++++ RECORDS FOR THE TASK ++++

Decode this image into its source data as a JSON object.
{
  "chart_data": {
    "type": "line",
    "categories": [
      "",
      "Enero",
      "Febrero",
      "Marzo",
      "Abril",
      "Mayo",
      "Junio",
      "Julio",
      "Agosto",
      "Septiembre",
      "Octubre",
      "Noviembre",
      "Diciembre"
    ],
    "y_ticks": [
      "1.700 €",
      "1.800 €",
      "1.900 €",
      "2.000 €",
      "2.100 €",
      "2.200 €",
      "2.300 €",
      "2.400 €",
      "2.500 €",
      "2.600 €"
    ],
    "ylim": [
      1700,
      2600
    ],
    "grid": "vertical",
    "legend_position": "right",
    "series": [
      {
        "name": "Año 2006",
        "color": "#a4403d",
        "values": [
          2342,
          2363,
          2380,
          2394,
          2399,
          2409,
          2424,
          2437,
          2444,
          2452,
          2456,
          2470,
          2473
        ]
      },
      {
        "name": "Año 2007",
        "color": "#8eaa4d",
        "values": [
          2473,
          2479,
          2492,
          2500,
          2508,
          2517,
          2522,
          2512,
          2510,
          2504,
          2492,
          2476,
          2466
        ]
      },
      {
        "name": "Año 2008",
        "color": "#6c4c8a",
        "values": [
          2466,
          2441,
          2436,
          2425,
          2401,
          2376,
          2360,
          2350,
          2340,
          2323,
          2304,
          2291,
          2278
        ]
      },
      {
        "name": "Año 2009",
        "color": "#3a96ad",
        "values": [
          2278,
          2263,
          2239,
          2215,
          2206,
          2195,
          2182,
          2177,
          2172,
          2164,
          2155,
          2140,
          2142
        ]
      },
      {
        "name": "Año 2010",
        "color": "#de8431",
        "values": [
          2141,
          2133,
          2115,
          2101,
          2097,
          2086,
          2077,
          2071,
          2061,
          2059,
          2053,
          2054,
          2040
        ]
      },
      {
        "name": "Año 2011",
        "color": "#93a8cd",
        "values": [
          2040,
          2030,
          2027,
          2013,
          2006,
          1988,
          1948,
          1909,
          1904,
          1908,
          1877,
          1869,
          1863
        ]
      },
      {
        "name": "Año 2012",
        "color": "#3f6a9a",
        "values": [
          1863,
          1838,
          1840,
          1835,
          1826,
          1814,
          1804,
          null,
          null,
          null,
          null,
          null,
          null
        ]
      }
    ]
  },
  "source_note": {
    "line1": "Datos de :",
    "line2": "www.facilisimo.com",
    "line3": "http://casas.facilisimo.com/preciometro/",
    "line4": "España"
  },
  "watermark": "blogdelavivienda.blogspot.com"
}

++++

Only the number is wanted: how many lines in the data include the string "facilisimo"?

2